▶ [Request]
Could you carry on the text about light speed and dispersion, picking up right after its last sentence?

Well, in vacuum the group velocity and phase velocity are identical. The velocity of light in vacuum is not really determined by the properties of the moving charges. It is a fundamental constant of nature: if you like, it is determined by the properties of the vacuum. The important feature of the charges that generate the EM wave is the frequency at which they oscillate, which gives the frequency of the resulting wave.

The distinction between phase and group velocity becomes important when you are in a dispersive medium, meaning a medium in which you have charges that are stuck in one place somehow, e.g. electrons bound to atomic nuclei. (An example of a dispersive medium is a piece of glass.) Now the speed at which light propagates will depend on its frequency, this is what dispersion means.

Basically, dispersion arises because the bound charges have their own frequency that they like to oscillate at. However, the incoming light forces them to oscillate at a different frequency. The way they react to the incoming light (the amplitude of their oscillation) depends on how the light's frequency compares to their own favourite frequency. The bound charges' reaction is really important because the total EM wave that you observe is the sum of the incoming wave and the contribution from the oscillating charges, which re-radiate EM waves at an amplitude depending on their amplitude of oscillation.

▶ [Records shown]
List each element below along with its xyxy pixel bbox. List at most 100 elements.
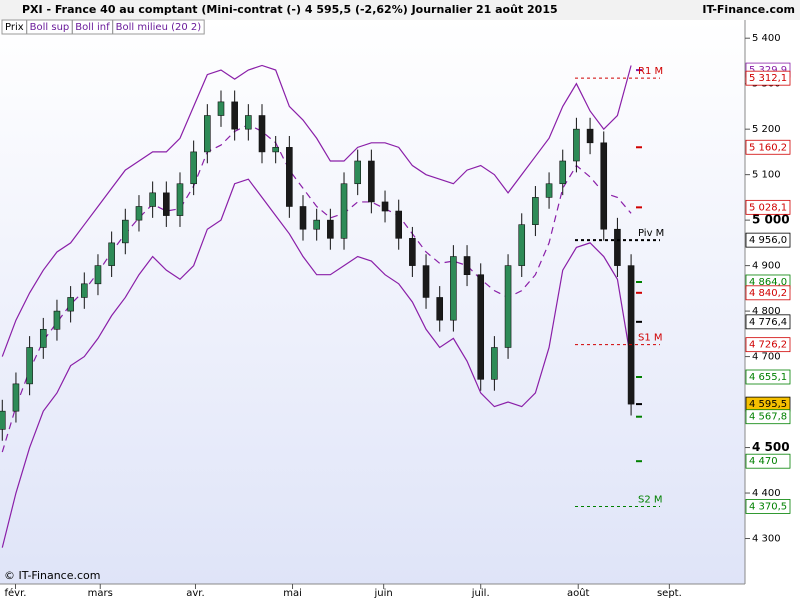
candle-body — [258, 115, 266, 153]
candle-body — [108, 242, 115, 266]
legend: Prix Boll sup Boll inf Boll milieu (20 2) — [1, 19, 205, 35]
y-tick-label: 4 800 — [752, 306, 781, 317]
price-box-label: 5 312,1 — [749, 73, 787, 84]
price-box-label: 5 028,1 — [749, 202, 787, 213]
y-tick-label: 4 700 — [752, 352, 781, 363]
candle-body — [135, 206, 143, 221]
candle-body — [518, 224, 526, 266]
price-box-label: 4 864,0 — [749, 277, 787, 288]
site: IT-Finance.com — [702, 3, 795, 16]
price-box — [745, 70, 791, 86]
candle-body — [463, 256, 471, 276]
candle-body — [368, 160, 375, 203]
price-box — [745, 409, 791, 425]
candle-body — [286, 147, 293, 207]
candle-body — [26, 347, 33, 385]
pivot-label: Piv M — [638, 228, 664, 239]
candle-body — [190, 151, 197, 185]
x-tick-label: juil. — [471, 588, 490, 599]
candle-body — [627, 265, 635, 405]
price-box-label: 4 370,5 — [749, 501, 787, 512]
price-box — [745, 314, 791, 330]
price-box — [745, 453, 791, 469]
footer: © IT-Finance.com — [4, 569, 101, 582]
price-box-label: 4 595,5 — [749, 399, 787, 410]
candle-body — [600, 142, 608, 230]
price-box — [745, 499, 791, 514]
candle-body — [80, 283, 88, 298]
candle-body — [272, 147, 279, 153]
price-box-label: 4 776,4 — [749, 317, 787, 328]
candle-body — [436, 297, 444, 321]
legend-button[interactable]: Prix — [5, 22, 24, 33]
candle-body — [450, 256, 457, 321]
candle-body — [381, 201, 389, 212]
y-tick-label: 5 100 — [752, 170, 781, 181]
candle-body — [491, 347, 498, 380]
candle-body — [409, 238, 416, 266]
y-tick-label: 4 400 — [752, 488, 781, 499]
candle-body — [67, 297, 74, 312]
candle-body — [12, 383, 20, 412]
candle-body — [504, 265, 512, 348]
price-box — [745, 285, 791, 301]
price-box-label: 4 655,1 — [749, 372, 787, 383]
price-box-label: 4 956,0 — [749, 235, 787, 246]
legend-button[interactable]: Boll inf — [75, 22, 110, 33]
pivot-label: S1 M — [638, 333, 663, 344]
candle-body — [354, 160, 361, 185]
price-box — [745, 337, 791, 353]
header-bar — [0, 0, 800, 20]
price-box-label: 5 329,9 — [749, 65, 787, 76]
candle-body — [0, 410, 6, 430]
legend-button[interactable]: Boll sup — [30, 22, 70, 33]
candle-body — [94, 265, 102, 285]
bollinger-line — [1, 178, 632, 548]
price-box-label: 4 567,8 — [749, 412, 787, 423]
candle-body — [545, 183, 553, 198]
price-box-label: 4 840,2 — [749, 288, 787, 299]
x-tick-label: mai — [283, 588, 302, 599]
candle-body — [422, 265, 430, 298]
price-box-label: 4 470 — [749, 456, 778, 467]
candle-body — [327, 219, 334, 239]
title: PXI - France 40 au comptant (Mini-contra… — [22, 3, 558, 16]
candle-body — [477, 274, 485, 380]
y-tick-label: 5 200 — [752, 124, 781, 135]
candle-body — [176, 183, 184, 216]
legend-frame[interactable] — [112, 19, 205, 35]
candle-body — [340, 183, 348, 239]
price-box — [745, 232, 791, 248]
candle-body — [149, 192, 156, 207]
y-tick-label: 4 900 — [752, 261, 781, 272]
price-box — [745, 369, 791, 385]
candle-body — [53, 310, 61, 330]
x-tick-label: juin — [374, 588, 393, 599]
candle-body — [614, 228, 621, 266]
x-tick-label: sept. — [657, 588, 682, 599]
candle-body — [217, 101, 225, 116]
candle-body — [559, 160, 567, 185]
candle-body — [122, 219, 129, 244]
y-tick-label: 4 300 — [752, 534, 781, 545]
candle-body — [313, 219, 320, 230]
price-box — [745, 199, 791, 215]
price-box — [745, 139, 791, 155]
candle-body — [231, 101, 238, 130]
x-tick-label: mars — [88, 588, 113, 599]
bollinger-line — [1, 64, 632, 357]
y-tick-label: 5 400 — [752, 33, 781, 44]
candle-body — [586, 128, 594, 144]
legend-button[interactable]: Boll milieu (20 2) — [116, 22, 202, 33]
candle-body — [39, 328, 47, 348]
y-tick-label: 4 500 — [752, 440, 790, 454]
pivot-label: S2 M — [638, 494, 663, 505]
x-tick-label: avr. — [186, 588, 204, 599]
candle-body — [573, 128, 580, 162]
candle-body — [245, 115, 252, 130]
candle-body — [299, 206, 307, 230]
price-box-label: 5 160,2 — [749, 142, 787, 153]
y-tick-label: 5 000 — [752, 213, 790, 227]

▶ [Answer to the problem]
Given that different frequencies of light have different speeds (i.e. phase velocities), we can now see why the group velocity is different, in general. The phase velocity is $$ v_p = \frac{\omega}{k}, $$ and the group velocity is $$ v_g = \frac{\partial \omega}{\partial k}, $$ which are only the same if $\omega = c k$, with $c$ a constant (the speed of light). This is why $v_p = v_g$ in vacuum. (Here $\omega$ is angular frequency and $k = 2\pi/\lambda$ is wavenumber.) However, if different frequencies have different velocities, then $v_p(\omega)$ is a non-trivial function of $\omega$, which is only true if the relationship between $\omega$ and $k$ (the dispersion relation) is more complicated than just the linear one. In other words, in a dispersive medium, $\omega \neq c k$. But the condition $v_p = v_g$ implies that $$\frac{\partial \omega}{\partial k} = \frac{\omega}{k} \; \Leftrightarrow \; \omega = c k, $$ which shows that if dispersion is present then $v_p \neq v_g$. To see why group velocity is a useful measure of how a wavepacket moves, which is the usual interpretation, see e.g. Wikipedia.

The microscopic origin of dispersion is non-trivial, so I'll leave it to greater luminaries than I to give a proper explanation. This was really just a comment that got a bit long. Good question though, hopefully someone really clever will go into all the gory details :)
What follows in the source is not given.